**Given exercise**: Collect every line of the records below that contains the word "Соглашение".

▼▼▼

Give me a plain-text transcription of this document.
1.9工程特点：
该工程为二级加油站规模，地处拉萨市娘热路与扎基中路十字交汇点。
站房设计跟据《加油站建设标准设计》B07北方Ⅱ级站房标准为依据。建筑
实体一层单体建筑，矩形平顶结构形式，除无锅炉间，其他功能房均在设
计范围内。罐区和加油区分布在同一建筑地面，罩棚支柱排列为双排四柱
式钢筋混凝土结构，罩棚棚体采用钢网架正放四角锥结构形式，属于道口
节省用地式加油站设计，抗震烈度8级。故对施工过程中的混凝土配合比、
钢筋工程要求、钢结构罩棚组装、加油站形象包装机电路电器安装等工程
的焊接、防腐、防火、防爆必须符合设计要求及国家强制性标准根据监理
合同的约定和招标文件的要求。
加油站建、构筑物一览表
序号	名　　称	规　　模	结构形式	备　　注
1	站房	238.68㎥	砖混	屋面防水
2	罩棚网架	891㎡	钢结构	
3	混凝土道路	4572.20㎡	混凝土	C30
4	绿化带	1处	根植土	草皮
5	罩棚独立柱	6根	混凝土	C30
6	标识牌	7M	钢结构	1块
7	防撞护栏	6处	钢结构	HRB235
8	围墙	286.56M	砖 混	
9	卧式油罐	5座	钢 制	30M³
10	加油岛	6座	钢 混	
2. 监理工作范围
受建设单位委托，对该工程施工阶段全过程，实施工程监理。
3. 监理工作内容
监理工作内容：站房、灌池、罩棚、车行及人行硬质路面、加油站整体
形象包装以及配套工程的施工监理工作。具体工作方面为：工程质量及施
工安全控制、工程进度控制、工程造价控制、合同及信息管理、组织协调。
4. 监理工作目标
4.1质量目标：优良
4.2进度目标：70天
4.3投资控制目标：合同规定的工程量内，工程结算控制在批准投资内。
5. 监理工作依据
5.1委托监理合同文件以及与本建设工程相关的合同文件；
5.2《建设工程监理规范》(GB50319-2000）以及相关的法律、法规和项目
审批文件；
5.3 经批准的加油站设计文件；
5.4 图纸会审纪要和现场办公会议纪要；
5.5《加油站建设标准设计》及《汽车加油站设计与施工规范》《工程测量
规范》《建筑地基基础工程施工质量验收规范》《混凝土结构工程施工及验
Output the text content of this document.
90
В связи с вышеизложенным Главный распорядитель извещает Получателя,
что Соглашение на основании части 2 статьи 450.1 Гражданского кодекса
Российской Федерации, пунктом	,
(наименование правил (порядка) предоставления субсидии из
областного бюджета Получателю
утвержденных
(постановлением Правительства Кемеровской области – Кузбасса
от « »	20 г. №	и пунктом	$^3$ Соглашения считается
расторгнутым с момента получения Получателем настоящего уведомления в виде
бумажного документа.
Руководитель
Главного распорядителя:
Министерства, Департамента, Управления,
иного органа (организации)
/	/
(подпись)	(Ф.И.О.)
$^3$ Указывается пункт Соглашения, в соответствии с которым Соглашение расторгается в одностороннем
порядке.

▲▲▲

**Answer below**:
что Соглашение на основании части 2 статьи 450.1 Гражданского кодекса
$^3$ Указывается пункт Соглашения, в соответствии с которым Соглашение расторгается в одностороннем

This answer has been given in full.